» Reading text
============================================================

The Expanding Complexity of Estrogen Receptor Signaling in the Cardiovascular System

Abstract

Estrogen has important effects on cardiovascular function including regulation of vascular function, blood pressure, endothelial relaxation, and the development of hypertrophy and cardioprotection. However, the mechanisms by which estrogen mediates these effects are still poorly understood. As detailed in this review, estrogen can regulate transcription by binding to 2 nuclear receptors, ERα and ERβ, which differentially regulate gene transcription. ERα and ERβ regulation of gene transcription is further modulated by tissue-specific coactivators and corepressors. Estrogen can bind to ERα and ERβ localized at the plasma membrane as well as G-protein-coupled estrogen receptor to initiate membrane delimited signaling, which enhances kinase signaling pathways that can have acute and long-term effects. The kinase signaling pathways can also mediate transcriptional changes and can synergize with the ER to regulate cell function. This review will summarize the beneficial effects of estrogen in protecting the cardiovascular system through ER-dependent mechanisms with an emphasis on the role of the recently described ER membrane signaling mechanisms.

Keywords: MAP kinase signaling pathways; PI3 kinases; estrogens; receptors, G-protein–coupled; signal transduction.

============================================================

» Information given
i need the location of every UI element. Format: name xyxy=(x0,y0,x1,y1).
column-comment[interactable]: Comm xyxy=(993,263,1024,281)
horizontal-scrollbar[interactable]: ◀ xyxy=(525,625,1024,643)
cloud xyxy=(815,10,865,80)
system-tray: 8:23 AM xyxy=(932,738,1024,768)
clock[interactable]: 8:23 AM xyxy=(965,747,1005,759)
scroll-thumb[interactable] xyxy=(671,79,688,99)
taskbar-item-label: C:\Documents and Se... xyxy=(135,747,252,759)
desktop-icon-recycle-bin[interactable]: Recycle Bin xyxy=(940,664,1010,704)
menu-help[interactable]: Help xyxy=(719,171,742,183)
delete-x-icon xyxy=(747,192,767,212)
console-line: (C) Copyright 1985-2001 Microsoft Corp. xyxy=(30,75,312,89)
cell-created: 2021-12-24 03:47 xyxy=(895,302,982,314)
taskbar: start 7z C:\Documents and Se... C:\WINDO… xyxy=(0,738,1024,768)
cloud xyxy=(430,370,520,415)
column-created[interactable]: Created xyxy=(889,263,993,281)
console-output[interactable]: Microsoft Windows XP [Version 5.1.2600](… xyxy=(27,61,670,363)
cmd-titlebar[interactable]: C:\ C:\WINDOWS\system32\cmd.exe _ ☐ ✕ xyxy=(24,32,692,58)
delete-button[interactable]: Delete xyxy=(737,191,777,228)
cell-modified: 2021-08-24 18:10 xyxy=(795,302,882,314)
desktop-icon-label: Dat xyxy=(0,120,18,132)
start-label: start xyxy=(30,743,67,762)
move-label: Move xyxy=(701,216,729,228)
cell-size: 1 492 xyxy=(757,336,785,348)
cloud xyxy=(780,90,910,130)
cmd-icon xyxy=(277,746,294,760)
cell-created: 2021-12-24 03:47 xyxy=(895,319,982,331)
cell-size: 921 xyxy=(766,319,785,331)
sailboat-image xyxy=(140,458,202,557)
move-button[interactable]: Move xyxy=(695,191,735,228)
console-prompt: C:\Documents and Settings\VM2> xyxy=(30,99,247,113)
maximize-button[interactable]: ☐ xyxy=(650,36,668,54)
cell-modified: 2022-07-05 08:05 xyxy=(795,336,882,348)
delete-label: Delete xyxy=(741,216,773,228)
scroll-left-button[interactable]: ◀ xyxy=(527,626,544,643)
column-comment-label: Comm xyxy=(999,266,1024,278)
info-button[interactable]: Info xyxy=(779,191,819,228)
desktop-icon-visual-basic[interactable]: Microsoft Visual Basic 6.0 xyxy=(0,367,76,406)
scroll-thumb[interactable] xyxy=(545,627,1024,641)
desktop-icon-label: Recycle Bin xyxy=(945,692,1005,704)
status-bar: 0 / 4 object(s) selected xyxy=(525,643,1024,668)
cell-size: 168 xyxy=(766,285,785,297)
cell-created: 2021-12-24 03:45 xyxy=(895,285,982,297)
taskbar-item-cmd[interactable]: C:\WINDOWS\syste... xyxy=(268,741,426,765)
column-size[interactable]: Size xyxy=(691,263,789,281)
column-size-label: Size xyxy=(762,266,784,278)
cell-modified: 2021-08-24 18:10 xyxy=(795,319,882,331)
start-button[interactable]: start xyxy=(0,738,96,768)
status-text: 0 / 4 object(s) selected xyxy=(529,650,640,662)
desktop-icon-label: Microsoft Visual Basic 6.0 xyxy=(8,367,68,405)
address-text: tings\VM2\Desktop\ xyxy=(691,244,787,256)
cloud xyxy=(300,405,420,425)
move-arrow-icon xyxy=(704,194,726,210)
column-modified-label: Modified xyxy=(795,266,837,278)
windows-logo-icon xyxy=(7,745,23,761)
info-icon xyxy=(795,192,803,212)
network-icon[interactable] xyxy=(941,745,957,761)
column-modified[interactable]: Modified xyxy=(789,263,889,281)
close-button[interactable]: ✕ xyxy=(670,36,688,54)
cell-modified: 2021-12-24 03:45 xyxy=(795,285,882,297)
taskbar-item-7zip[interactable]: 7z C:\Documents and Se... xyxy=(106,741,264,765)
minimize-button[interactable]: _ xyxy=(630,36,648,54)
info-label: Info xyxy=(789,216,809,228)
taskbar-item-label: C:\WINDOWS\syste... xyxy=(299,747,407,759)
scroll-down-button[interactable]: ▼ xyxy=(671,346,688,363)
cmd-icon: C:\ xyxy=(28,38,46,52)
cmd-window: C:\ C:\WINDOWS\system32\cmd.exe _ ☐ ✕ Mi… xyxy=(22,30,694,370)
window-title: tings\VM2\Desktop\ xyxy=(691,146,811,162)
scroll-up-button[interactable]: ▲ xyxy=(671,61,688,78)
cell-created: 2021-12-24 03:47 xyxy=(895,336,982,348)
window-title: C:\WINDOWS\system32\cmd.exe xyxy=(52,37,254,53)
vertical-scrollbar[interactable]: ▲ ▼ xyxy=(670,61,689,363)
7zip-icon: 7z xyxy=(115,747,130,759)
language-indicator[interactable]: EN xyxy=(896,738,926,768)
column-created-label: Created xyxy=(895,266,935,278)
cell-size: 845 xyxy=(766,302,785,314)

============================================================

» Tasks
1: Summarize the abstract on estrogen receptor signaling in two sentences.
2: Turn the paragraph of the abstract on estrogen receptor signaling that begins "Estrogen has important effects on cardiovascular function" into a bulleted list that keeps its main facts.
3: Write the next part of the abstract on estrogen receptor signaling, picking up after its keywords line.

» Exercise results
1: Estrogen affects cardiovascular function, including blood pressure, vascular function and cardioprotection, but how it does so is still poorly understood. It acts through the nuclear receptors ERα and ERβ, whose effects on gene transcription are modulated by tissue-specific coactivators and corepressors, and through membrane-localized ERα, ERβ and G-protein-coupled estrogen receptor, which enhance kinase signaling pathways.

2:
- Estrogen influences vascular function, blood pressure, endothelial relaxation, hypertrophy and cardioprotection, but the mechanisms are still poorly understood.
- It regulates transcription by binding two nuclear receptors, ERα and ERβ, which regulate gene transcription differently.
- Tissue-specific coactivators and corepressors further modulate this regulation.
- Estrogen also binds ERα and ERβ at the plasma membrane and G-protein-coupled estrogen receptor, starting membrane-delimited signaling that enhances kinase pathways with acute and long-term effects.
- These kinase pathways can mediate transcriptional changes and act together with the ER to regulate cell function.
- The review summarizes estrogen's ER-dependent protective effects on the cardiovascular system, with emphasis on recently described membrane signaling mechanisms.

3:
Figure 1. Effects of estrogen on the heart

Estrogen has many pleiotropic effects on the cardiovascular system. Estrogen can impact cardiovascular health and disease by direct effects: (i) on the vascular endothelial cells promoting vasorelaxation, cell proliferation and migration; (ii) on vascular smooth muscle cells decreasing cell proliferation and migration and (iii) on cardiomyocytes reducing LDL-cholesterol level and protecting against insulin resistance, infarct size and ischemia–reperfusion injury and cardiac hypertrophy.

Figure 2. Genomic ER signaling

A: Direct binding to DNA. Estrogen binding to ERs promotes receptor translocation to the nuclei. ERs bind to the consensus estrogen response element (ERE) in the DNA, mediating its genomic effects. Co-activators and co-repressors are recruited to activate or inhibit gene; B: Indirectly binding DNA through other transcription factors. ERs can tether transcription factors (TF) such as API and Sp1 regulating gene expressions; C & D: Ligand-independent binding. ERs can be phosphorylated by kinases signaling (such as p38, ERK and Akt) activated by plasma membrane ERs signaling. Specific serine site phosphorylation of ERs can trigger its binding to DNA thus activating the transcription via ligand-independent binding or via ERE-binding.

Figure 3. Non genomic ER signaling

Panel A: Rapid ER signaling in vascular Endothelial Cells. ERs localize to caveolae by direct binding to caveolin-1 and scaffold protein striatin. Upon estrogen binding, ERs and the G protein form a complex leading to activation of tyrosine kinase Src, serine/threonine kinase PI3K (binding the subunit p38a), Akt, and MAPK. Kinases then directly activate eNOS by serine 1177 phosphorylation. The increased production of nitric oxide (NO) promotes endothelial cell vasodilatation, proliferation and migration. Panel B: Rapid ER signaling in vascular smooth muscle cells. ERs localize to caveolae by direct binding to caveolin-1 and scaffold protein striatin. Upon estrogen binding, ERs activate several phosphatases leading to inhibition of kinases and finally resulting in a decrease of cell proliferation and migration.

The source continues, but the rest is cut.